§ PROBLEM STATEMENT:
Repeat every line below exactly as it reads.

--- Begin ---

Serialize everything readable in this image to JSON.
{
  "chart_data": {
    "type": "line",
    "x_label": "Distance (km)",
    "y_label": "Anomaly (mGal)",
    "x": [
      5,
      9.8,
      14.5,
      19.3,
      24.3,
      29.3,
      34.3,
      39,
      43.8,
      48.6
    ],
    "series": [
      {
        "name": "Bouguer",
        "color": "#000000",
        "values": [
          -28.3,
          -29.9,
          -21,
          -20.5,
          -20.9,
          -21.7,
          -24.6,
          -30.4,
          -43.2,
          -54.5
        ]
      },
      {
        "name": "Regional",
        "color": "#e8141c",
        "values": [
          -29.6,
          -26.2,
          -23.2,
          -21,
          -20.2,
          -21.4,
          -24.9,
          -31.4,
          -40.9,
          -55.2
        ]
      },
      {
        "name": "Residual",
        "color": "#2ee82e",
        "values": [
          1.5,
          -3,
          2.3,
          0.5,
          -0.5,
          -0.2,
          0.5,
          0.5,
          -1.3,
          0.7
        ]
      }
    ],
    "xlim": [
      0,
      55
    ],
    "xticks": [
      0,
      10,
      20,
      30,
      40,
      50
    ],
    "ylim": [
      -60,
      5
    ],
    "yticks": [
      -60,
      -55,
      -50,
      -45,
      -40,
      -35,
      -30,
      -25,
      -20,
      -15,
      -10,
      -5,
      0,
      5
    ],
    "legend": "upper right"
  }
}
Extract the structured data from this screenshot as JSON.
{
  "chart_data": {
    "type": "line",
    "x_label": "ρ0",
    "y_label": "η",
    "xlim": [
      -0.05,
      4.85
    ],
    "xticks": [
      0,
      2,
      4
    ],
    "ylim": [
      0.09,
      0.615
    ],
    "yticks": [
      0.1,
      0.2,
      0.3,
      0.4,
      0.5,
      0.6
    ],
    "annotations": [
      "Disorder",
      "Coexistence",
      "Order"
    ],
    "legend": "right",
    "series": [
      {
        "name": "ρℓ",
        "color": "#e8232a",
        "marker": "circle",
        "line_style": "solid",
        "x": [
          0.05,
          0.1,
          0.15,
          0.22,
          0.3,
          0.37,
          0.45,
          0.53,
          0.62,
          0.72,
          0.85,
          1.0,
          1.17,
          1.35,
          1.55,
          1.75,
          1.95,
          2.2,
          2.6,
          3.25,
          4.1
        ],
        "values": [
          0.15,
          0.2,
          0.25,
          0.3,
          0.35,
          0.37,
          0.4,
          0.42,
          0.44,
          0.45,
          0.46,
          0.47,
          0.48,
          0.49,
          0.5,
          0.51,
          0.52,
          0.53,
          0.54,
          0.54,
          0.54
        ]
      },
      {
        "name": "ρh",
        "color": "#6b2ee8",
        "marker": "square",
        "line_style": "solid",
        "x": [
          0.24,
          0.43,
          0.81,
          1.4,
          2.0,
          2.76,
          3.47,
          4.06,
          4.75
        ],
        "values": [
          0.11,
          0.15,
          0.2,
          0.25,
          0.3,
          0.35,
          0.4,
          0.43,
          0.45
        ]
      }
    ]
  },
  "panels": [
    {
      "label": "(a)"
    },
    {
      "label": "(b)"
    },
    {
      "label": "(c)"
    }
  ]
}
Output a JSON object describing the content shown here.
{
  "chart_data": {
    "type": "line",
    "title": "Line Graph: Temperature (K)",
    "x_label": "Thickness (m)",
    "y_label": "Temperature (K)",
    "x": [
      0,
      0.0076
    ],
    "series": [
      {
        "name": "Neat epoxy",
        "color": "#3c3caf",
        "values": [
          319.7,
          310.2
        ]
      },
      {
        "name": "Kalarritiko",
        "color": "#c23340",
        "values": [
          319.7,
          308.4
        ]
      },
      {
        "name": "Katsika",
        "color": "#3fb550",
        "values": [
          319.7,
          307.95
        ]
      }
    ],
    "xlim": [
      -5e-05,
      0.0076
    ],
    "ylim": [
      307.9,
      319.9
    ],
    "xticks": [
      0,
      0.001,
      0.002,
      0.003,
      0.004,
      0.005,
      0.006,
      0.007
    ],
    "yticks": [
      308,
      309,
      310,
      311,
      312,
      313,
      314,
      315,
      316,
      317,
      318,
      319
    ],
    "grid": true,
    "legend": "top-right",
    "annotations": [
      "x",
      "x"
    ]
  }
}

--- End ---

§ RESULT OF THIS TASK:
Serialize everything readable in this image to JSON.
{
  "chart_data": {
    "type": "line",
    "x_label": "Distance (km)",
    "y_label": "Anomaly (mGal)",
    "x": [
      5,
      9.8,
      14.5,
      19.3,
      24.3,
      29.3,
      34.3,
      39,
      43.8,
      48.6
    ],
    "series": [
      {
        "name": "Bouguer",
        "color": "#000000",
        "values": [
          -28.3,
          -29.9,
          -21,
          -20.5,
          -20.9,
          -21.7,
          -24.6,
          -30.4,
          -43.2,
          -54.5
        ]
      },
      {
        "name": "Regional",
        "color": "#e8141c",
        "values": [
          -29.6,
          -26.2,
          -23.2,
          -21,
          -20.2,
          -21.4,
          -24.9,
          -31.4,
          -40.9,
          -55.2
        ]
      },
      {
        "name": "Residual",
        "color": "#2ee82e",
        "values": [
          1.5,
          -3,
          2.3,
          0.5,
          -0.5,
          -0.2,
          0.5,
          0.5,
          -1.3,
          0.7
        ]
      }
    ],
    "xlim": [
      0,
      55
    ],
    "xticks": [
      0,
      10,
      20,
      30,
      40,
      50
    ],
    "ylim": [
      -60,
      5
    ],
    "yticks": [
      -60,
      -55,
      -50,
      -45,
      -40,
      -35,
      -30,
      -25,
      -20,
      -15,
      -10,
      -5,
      0,
      5
    ],
    "legend": "upper right"
  }
}
Extract the structured data from this screenshot as JSON.
{
  "chart_data": {
    "type": "line",
    "x_label": "ρ0",
    "y_label": "η",
    "xlim": [
      -0.05,
      4.85
    ],
    "xticks": [
      0,
      2,
      4
    ],
    "ylim": [
      0.09,
      0.615
    ],
    "yticks": [
      0.1,
      0.2,
      0.3,
      0.4,
      0.5,
      0.6
    ],
    "annotations": [
      "Disorder",
      "Coexistence",
      "Order"
    ],
    "legend": "right",
    "series": [
      {
        "name": "ρℓ",
        "color": "#e8232a",
        "marker": "circle",
        "line_style": "solid",
        "x": [
          0.05,
          0.1,
          0.15,
          0.22,
          0.3,
          0.37,
          0.45,
          0.53,
          0.62,
          0.72,
          0.85,
          1.0,
          1.17,
          1.35,
          1.55,
          1.75,
          1.95,
          2.2,
          2.6,
          3.25,
          4.1
        ],
        "values": [
          0.15,
          0.2,
          0.25,
          0.3,
          0.35,
          0.37,
          0.4,
          0.42,
          0.44,
          0.45,
          0.46,
          0.47,
          0.48,
          0.49,
          0.5,
          0.51,
          0.52,
          0.53,
          0.54,
          0.54,
          0.54
        ]
      },
      {
        "name": "ρh",
        "color": "#6b2ee8",
        "marker": "square",
        "line_style": "solid",
        "x": [
          0.24,
          0.43,
          0.81,
          1.4,
          2.0,
          2.76,
          3.47,
          4.06,
          4.75
        ],
        "values": [
          0.11,
          0.15,
          0.2,
          0.25,
          0.3,
          0.35,
          0.4,
          0.43,
          0.45
        ]
      }
    ]
  },
  "panels": [
    {
      "label": "(a)"
    },
    {
      "label": "(b)"
    },
    {
      "label": "(c)"
    }
  ]
}
Output a JSON object describing the content shown here.
{
  "chart_data": {
    "type": "line",
    "title": "Line Graph: Temperature (K)",
    "x_label": "Thickness (m)",
    "y_label": "Temperature (K)",
    "x": [
      0,
      0.0076
    ],
    "series": [
      {
        "name": "Neat epoxy",
        "color": "#3c3caf",
        "values": [
          319.7,
          310.2
        ]
      },
      {
        "name": "Kalarritiko",
        "color": "#c23340",
        "values": [
          319.7,
          308.4
        ]
      },
      {
        "name": "Katsika",
        "color": "#3fb550",
        "values": [
          319.7,
          307.95
        ]
      }
    ],
    "xlim": [
      -5e-05,
      0.0076
    ],
    "ylim": [
      307.9,
      319.9
    ],
    "xticks": [
      0,
      0.001,
      0.002,
      0.003,
      0.004,
      0.005,
      0.006,
      0.007
    ],
    "yticks": [
      308,
      309,
      310,
      311,
      312,
      313,
      314,
      315,
      316,
      317,
      318,
      319
    ],
    "grid": true,
    "legend": "top-right",
    "annotations": [
      "x",
      "x"
    ]
  }
}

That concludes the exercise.